-- Start of Input rows --

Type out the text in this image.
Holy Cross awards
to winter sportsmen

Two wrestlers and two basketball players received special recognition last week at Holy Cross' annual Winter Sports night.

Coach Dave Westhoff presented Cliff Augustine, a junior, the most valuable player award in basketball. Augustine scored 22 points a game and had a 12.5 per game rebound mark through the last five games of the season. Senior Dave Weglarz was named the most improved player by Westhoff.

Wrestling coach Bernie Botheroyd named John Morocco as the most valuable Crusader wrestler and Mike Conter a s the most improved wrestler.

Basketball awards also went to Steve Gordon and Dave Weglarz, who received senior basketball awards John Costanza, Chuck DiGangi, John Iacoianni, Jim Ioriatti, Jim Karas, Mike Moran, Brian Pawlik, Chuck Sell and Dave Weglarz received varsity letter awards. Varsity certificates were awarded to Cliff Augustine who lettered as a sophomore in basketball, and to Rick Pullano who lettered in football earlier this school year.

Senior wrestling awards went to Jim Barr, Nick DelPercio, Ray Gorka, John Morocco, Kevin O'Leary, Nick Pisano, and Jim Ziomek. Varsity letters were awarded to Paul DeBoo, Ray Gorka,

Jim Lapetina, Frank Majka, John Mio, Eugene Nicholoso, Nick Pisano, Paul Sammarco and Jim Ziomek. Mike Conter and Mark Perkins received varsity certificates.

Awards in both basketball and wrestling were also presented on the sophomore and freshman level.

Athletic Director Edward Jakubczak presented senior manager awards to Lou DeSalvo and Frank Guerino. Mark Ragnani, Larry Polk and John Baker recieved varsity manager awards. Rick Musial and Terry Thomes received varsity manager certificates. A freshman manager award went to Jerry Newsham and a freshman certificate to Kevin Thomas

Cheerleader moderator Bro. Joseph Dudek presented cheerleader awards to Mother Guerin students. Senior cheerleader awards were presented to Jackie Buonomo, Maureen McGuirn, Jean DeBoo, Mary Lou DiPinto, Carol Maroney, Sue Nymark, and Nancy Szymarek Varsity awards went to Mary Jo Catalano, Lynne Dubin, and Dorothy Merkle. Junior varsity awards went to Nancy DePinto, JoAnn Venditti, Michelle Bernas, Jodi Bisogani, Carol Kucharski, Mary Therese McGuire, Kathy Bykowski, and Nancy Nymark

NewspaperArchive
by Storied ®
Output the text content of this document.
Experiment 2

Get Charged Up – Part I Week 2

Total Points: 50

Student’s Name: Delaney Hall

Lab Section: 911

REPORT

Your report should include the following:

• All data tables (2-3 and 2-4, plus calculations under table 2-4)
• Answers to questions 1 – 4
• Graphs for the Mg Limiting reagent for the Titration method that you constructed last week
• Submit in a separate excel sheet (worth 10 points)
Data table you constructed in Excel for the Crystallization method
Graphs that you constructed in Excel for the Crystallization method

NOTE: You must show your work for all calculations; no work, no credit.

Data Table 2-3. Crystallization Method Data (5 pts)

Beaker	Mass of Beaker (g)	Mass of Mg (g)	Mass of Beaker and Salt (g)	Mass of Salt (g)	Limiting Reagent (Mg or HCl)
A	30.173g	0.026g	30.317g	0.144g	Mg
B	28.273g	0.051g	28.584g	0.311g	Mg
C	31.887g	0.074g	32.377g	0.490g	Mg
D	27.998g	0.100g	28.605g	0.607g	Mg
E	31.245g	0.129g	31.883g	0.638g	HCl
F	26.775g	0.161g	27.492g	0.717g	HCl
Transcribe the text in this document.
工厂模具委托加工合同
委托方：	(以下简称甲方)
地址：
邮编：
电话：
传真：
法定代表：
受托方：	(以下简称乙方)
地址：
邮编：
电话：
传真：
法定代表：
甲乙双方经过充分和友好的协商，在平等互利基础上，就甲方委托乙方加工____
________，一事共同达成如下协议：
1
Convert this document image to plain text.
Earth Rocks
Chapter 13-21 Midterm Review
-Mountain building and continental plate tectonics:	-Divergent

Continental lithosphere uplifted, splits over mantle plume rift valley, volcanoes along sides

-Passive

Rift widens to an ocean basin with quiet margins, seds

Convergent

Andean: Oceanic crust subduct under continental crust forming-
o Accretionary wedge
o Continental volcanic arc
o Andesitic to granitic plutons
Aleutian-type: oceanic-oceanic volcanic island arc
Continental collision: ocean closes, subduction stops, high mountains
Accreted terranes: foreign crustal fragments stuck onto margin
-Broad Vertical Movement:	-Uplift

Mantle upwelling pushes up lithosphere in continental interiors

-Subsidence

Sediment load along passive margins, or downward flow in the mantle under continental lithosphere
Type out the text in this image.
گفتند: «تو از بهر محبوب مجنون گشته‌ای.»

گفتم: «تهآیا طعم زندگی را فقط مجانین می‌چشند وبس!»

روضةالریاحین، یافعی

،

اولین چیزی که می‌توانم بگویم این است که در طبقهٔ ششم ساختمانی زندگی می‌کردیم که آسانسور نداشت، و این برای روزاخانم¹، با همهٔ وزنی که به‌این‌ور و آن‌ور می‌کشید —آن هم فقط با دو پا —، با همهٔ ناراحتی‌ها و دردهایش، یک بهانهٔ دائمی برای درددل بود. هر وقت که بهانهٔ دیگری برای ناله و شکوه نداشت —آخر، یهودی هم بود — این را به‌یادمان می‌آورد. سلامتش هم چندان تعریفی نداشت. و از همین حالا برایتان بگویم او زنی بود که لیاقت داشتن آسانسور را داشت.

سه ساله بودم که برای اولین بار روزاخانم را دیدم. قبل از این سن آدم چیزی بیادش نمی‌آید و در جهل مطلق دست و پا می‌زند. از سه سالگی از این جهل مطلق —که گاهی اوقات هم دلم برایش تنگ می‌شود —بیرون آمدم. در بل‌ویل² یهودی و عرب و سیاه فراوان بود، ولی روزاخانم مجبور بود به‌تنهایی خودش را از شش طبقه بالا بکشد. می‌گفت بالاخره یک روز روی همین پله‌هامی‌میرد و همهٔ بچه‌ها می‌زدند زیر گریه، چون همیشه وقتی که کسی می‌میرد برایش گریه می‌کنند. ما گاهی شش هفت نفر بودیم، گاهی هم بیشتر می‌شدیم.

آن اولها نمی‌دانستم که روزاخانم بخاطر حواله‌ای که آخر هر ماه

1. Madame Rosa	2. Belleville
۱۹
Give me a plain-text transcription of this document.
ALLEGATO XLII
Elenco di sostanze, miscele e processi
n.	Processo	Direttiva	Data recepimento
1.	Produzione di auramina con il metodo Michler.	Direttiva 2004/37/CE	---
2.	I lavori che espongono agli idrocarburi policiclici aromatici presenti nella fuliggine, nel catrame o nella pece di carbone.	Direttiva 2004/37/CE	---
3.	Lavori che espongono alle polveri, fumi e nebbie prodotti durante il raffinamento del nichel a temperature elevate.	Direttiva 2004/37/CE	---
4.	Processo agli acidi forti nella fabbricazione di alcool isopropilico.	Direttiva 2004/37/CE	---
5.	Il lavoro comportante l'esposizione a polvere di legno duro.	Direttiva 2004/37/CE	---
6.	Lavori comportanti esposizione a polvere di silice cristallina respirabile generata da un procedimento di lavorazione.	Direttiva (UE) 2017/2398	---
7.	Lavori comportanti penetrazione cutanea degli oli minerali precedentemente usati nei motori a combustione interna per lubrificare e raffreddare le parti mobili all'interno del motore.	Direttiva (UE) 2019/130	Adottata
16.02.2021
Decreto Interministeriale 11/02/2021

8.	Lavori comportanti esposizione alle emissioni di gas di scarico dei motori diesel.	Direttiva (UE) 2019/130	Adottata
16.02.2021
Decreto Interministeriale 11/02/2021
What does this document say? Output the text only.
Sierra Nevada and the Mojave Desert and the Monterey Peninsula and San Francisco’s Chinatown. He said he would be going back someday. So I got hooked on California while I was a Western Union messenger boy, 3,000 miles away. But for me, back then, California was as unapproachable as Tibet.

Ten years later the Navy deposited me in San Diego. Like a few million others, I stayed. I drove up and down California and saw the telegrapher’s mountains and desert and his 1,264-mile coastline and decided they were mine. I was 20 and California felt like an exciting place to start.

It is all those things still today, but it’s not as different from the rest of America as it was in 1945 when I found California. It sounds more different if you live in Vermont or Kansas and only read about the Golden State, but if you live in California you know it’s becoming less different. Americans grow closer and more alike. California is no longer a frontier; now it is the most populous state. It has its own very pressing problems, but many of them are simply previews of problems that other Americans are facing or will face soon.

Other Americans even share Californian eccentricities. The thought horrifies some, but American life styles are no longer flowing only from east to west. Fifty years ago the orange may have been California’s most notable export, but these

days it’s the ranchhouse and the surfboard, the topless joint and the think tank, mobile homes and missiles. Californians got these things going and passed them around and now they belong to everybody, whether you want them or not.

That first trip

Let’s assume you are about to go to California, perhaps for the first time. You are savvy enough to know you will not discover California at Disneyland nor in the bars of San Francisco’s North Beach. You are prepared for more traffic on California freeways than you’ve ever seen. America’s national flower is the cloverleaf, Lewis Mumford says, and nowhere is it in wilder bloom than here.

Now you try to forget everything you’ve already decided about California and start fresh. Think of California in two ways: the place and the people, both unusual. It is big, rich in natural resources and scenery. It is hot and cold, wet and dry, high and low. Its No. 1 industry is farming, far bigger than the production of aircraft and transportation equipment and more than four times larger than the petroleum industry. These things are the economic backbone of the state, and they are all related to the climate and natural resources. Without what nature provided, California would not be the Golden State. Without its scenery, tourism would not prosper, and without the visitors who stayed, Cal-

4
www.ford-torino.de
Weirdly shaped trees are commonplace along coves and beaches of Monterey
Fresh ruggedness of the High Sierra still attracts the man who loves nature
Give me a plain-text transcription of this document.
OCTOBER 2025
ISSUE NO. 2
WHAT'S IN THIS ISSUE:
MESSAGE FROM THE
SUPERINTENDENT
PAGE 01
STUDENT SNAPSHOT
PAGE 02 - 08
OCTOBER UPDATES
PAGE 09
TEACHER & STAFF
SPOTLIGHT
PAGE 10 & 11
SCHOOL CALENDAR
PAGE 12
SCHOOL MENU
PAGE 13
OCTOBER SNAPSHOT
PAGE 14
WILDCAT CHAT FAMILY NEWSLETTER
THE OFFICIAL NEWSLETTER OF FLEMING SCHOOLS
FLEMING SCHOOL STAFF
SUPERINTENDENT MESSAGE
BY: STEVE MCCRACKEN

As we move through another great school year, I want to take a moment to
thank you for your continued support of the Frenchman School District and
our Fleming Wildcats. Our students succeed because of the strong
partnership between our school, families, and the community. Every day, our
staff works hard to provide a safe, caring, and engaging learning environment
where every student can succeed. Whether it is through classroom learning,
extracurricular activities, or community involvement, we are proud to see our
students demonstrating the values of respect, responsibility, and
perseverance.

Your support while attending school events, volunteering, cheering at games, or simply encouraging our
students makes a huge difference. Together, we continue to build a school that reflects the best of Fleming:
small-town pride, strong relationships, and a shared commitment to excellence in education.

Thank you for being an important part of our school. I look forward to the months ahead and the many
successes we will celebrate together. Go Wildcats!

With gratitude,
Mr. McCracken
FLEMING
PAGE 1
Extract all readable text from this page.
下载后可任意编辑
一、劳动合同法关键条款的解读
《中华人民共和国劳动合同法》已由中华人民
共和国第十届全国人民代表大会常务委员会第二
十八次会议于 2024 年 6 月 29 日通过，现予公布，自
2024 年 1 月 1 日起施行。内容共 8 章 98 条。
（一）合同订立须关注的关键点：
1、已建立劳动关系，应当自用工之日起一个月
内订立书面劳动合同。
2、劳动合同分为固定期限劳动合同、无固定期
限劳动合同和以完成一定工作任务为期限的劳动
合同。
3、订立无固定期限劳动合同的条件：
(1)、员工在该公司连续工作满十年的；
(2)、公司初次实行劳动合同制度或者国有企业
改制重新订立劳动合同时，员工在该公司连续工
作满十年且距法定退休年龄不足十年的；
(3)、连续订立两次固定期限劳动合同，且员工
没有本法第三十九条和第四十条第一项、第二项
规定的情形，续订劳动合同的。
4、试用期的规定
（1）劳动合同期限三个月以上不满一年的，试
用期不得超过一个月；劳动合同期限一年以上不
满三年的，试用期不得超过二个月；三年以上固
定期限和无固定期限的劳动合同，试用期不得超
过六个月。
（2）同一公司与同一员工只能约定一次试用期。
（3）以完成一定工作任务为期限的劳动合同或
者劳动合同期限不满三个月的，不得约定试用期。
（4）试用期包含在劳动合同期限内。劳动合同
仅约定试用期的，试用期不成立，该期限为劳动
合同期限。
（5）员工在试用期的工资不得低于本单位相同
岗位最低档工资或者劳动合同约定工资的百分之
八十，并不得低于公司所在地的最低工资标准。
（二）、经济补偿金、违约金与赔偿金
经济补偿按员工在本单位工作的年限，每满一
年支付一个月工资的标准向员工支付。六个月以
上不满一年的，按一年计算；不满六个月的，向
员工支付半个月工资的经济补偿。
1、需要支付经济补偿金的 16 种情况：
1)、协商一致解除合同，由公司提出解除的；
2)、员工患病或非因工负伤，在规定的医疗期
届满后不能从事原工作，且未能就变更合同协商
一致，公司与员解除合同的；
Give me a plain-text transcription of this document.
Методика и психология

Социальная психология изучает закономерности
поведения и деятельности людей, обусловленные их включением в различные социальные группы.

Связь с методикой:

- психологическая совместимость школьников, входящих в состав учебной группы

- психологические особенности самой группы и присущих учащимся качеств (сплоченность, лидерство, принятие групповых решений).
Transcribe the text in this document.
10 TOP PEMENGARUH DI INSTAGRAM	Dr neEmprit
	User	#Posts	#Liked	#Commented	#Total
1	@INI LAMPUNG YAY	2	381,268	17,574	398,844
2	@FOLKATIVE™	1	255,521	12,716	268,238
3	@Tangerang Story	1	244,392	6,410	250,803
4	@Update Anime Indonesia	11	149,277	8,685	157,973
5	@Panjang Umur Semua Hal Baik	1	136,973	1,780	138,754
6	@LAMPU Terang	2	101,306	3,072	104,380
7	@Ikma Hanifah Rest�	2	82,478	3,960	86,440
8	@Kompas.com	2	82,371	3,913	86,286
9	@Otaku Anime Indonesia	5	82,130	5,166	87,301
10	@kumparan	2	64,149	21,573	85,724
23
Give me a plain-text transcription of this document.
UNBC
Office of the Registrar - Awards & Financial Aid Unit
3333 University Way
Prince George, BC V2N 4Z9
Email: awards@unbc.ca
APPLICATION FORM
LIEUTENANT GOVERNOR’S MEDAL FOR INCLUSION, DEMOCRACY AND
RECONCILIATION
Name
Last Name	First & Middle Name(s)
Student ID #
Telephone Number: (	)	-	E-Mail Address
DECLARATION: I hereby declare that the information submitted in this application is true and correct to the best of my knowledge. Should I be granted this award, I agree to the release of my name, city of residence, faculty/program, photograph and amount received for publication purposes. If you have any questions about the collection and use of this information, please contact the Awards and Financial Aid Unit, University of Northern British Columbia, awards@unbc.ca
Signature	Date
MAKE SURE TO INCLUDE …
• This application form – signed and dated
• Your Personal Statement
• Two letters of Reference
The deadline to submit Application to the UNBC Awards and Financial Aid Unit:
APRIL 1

-- End of Input rows --

- _Instructions to follow_:
For each line above that contains the word "Rick", copy that line.

- _Task output_:
Basketball awards also went to Steve Gordon and Dave Weglarz, who received senior basketball awards John Costanza, Chuck DiGangi, John Iacoianni, Jim Ioriatti, Jim Karas, Mike Moran, Brian Pawlik, Chuck Sell and Dave Weglarz received varsity letter awards. Varsity certificates were awarded to Cliff Augustine who lettered as a sophomore in basketball, and to Rick Pullano who lettered in football earlier this school year.
Athletic Director Edward Jakubczak presented senior manager awards to Lou DeSalvo and Frank Guerino. Mark Ragnani, Larry Polk and John Baker recieved varsity manager awards. Rick Musial and Terry Thomes received varsity manager certificates. A freshman manager award went to Jerry Newsham and a freshman certificate to Kevin Thomas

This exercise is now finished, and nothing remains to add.